What you should do =>
Omit the pictures and output every entry below exactly as written.

Entries with figure data
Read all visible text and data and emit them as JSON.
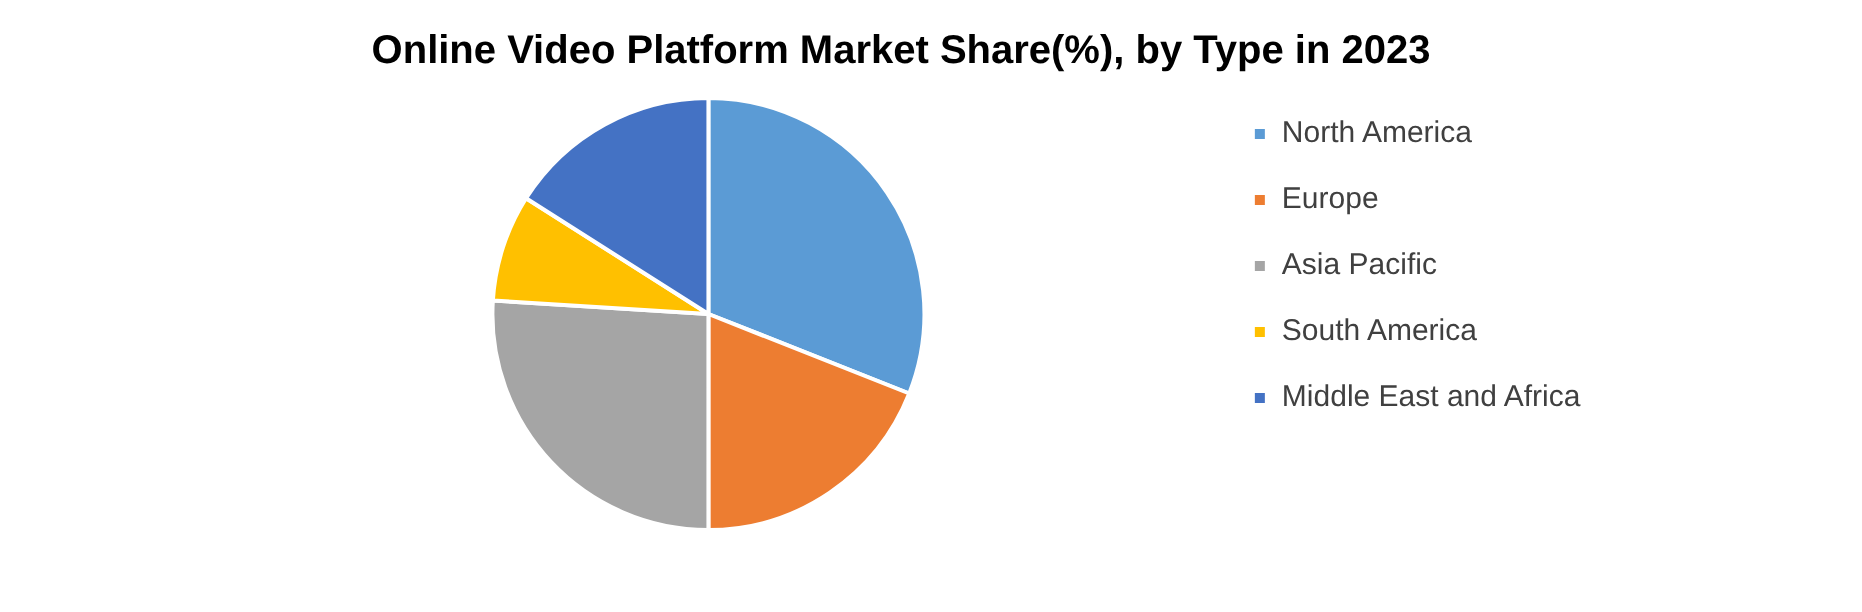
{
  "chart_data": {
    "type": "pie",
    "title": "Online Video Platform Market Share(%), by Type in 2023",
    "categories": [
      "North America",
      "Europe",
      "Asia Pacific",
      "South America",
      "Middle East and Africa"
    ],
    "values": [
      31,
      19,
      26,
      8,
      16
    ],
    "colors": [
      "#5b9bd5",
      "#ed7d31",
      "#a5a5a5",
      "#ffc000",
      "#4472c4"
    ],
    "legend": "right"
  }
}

Correct response =>
Read all visible text and data and emit them as JSON.
{
  "chart_data": {
    "type": "pie",
    "title": "Online Video Platform Market Share(%), by Type in 2023",
    "categories": [
      "North America",
      "Europe",
      "Asia Pacific",
      "South America",
      "Middle East and Africa"
    ],
    "values": [
      31,
      19,
      26,
      8,
      16
    ],
    "colors": [
      "#5b9bd5",
      "#ed7d31",
      "#a5a5a5",
      "#ffc000",
      "#4472c4"
    ],
    "legend": "right"
  }
}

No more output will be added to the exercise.